» **REQUIRED WORK**
Retype every entry word for word.

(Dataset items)
────────
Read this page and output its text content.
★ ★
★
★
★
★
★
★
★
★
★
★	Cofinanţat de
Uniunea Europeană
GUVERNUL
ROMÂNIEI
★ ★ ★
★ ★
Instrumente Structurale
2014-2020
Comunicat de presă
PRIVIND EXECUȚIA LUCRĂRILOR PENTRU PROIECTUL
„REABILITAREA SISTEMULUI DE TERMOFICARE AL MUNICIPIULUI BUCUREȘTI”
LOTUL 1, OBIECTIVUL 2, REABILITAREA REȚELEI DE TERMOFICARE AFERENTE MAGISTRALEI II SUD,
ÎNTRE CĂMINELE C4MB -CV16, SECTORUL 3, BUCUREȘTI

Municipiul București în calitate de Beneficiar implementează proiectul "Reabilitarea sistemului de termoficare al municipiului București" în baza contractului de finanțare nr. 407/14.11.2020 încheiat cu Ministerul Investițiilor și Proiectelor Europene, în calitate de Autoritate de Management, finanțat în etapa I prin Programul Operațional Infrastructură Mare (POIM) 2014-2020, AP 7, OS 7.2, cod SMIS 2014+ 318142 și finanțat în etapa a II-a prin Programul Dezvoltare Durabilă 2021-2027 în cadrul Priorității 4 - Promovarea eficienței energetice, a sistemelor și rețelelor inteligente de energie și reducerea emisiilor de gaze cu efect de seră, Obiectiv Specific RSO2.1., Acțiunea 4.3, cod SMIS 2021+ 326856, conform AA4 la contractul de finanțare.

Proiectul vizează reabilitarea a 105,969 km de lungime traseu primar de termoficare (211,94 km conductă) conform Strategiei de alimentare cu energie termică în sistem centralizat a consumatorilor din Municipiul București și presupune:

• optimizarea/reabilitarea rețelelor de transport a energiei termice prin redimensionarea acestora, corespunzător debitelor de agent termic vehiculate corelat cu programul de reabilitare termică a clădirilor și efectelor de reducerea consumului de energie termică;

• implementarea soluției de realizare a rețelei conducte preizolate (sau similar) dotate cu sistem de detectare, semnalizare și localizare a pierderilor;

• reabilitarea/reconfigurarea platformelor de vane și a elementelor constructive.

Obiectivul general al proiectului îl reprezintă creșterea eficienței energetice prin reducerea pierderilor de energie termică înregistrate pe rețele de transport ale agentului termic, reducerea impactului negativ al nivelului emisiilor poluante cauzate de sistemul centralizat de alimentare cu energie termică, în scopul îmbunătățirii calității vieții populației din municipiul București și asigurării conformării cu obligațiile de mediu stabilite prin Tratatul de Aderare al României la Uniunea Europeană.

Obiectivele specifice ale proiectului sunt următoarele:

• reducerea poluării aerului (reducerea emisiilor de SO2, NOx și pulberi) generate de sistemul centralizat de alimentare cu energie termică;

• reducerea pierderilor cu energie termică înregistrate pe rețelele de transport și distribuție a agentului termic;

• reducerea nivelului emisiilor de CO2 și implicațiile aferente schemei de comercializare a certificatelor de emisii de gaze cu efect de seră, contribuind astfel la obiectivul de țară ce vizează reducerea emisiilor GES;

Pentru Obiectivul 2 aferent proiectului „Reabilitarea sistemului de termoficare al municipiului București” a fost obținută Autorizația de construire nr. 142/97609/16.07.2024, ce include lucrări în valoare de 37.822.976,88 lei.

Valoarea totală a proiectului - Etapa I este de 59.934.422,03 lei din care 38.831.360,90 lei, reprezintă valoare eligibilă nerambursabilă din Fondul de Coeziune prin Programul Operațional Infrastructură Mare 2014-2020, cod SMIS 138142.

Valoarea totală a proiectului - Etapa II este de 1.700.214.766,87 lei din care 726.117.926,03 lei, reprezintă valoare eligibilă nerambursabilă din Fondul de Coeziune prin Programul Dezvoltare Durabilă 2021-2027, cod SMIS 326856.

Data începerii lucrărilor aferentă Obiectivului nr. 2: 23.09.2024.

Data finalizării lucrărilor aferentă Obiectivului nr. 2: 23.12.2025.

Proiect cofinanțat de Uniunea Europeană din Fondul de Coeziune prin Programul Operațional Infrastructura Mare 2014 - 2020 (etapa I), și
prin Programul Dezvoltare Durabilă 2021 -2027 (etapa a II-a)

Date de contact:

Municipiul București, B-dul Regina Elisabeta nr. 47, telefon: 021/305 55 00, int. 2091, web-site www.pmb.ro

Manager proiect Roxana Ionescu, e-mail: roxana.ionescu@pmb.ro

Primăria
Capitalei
────────
» **EXPECTED OUTPUT**
Read this page and output its text content.
★ ★
★
★
★
★
★
★
★
★
★
★	Cofinanţat de
Uniunea Europeană
GUVERNUL
ROMÂNIEI
★ ★ ★
★ ★
Instrumente Structurale
2014-2020
Comunicat de presă
PRIVIND EXECUȚIA LUCRĂRILOR PENTRU PROIECTUL
„REABILITAREA SISTEMULUI DE TERMOFICARE AL MUNICIPIULUI BUCUREȘTI”
LOTUL 1, OBIECTIVUL 2, REABILITAREA REȚELEI DE TERMOFICARE AFERENTE MAGISTRALEI II SUD,
ÎNTRE CĂMINELE C4MB -CV16, SECTORUL 3, BUCUREȘTI

Municipiul București în calitate de Beneficiar implementează proiectul "Reabilitarea sistemului de termoficare al municipiului București" în baza contractului de finanțare nr. 407/14.11.2020 încheiat cu Ministerul Investițiilor și Proiectelor Europene, în calitate de Autoritate de Management, finanțat în etapa I prin Programul Operațional Infrastructură Mare (POIM) 2014-2020, AP 7, OS 7.2, cod SMIS 2014+ 318142 și finanțat în etapa a II-a prin Programul Dezvoltare Durabilă 2021-2027 în cadrul Priorității 4 - Promovarea eficienței energetice, a sistemelor și rețelelor inteligente de energie și reducerea emisiilor de gaze cu efect de seră, Obiectiv Specific RSO2.1., Acțiunea 4.3, cod SMIS 2021+ 326856, conform AA4 la contractul de finanțare.

Proiectul vizează reabilitarea a 105,969 km de lungime traseu primar de termoficare (211,94 km conductă) conform Strategiei de alimentare cu energie termică în sistem centralizat a consumatorilor din Municipiul București și presupune:

• optimizarea/reabilitarea rețelelor de transport a energiei termice prin redimensionarea acestora, corespunzător debitelor de agent termic vehiculate corelat cu programul de reabilitare termică a clădirilor și efectelor de reducerea consumului de energie termică;

• implementarea soluției de realizare a rețelei conducte preizolate (sau similar) dotate cu sistem de detectare, semnalizare și localizare a pierderilor;

• reabilitarea/reconfigurarea platformelor de vane și a elementelor constructive.

Obiectivul general al proiectului îl reprezintă creșterea eficienței energetice prin reducerea pierderilor de energie termică înregistrate pe rețele de transport ale agentului termic, reducerea impactului negativ al nivelului emisiilor poluante cauzate de sistemul centralizat de alimentare cu energie termică, în scopul îmbunătățirii calității vieții populației din municipiul București și asigurării conformării cu obligațiile de mediu stabilite prin Tratatul de Aderare al României la Uniunea Europeană.

Obiectivele specifice ale proiectului sunt următoarele:

• reducerea poluării aerului (reducerea emisiilor de SO2, NOx și pulberi) generate de sistemul centralizat de alimentare cu energie termică;

• reducerea pierderilor cu energie termică înregistrate pe rețelele de transport și distribuție a agentului termic;

• reducerea nivelului emisiilor de CO2 și implicațiile aferente schemei de comercializare a certificatelor de emisii de gaze cu efect de seră, contribuind astfel la obiectivul de țară ce vizează reducerea emisiilor GES;

Pentru Obiectivul 2 aferent proiectului „Reabilitarea sistemului de termoficare al municipiului București” a fost obținută Autorizația de construire nr. 142/97609/16.07.2024, ce include lucrări în valoare de 37.822.976,88 lei.

Valoarea totală a proiectului - Etapa I este de 59.934.422,03 lei din care 38.831.360,90 lei, reprezintă valoare eligibilă nerambursabilă din Fondul de Coeziune prin Programul Operațional Infrastructură Mare 2014-2020, cod SMIS 138142.

Valoarea totală a proiectului - Etapa II este de 1.700.214.766,87 lei din care 726.117.926,03 lei, reprezintă valoare eligibilă nerambursabilă din Fondul de Coeziune prin Programul Dezvoltare Durabilă 2021-2027, cod SMIS 326856.

Data începerii lucrărilor aferentă Obiectivului nr. 2: 23.09.2024.

Data finalizării lucrărilor aferentă Obiectivului nr. 2: 23.12.2025.

Proiect cofinanțat de Uniunea Europeană din Fondul de Coeziune prin Programul Operațional Infrastructura Mare 2014 - 2020 (etapa I), și
prin Programul Dezvoltare Durabilă 2021 -2027 (etapa a II-a)

Date de contact:

Municipiul București, B-dul Regina Elisabeta nr. 47, telefon: 021/305 55 00, int. 2091, web-site www.pmb.ro

Manager proiect Roxana Ionescu, e-mail: roxana.ionescu@pmb.ro

Primăria
Capitalei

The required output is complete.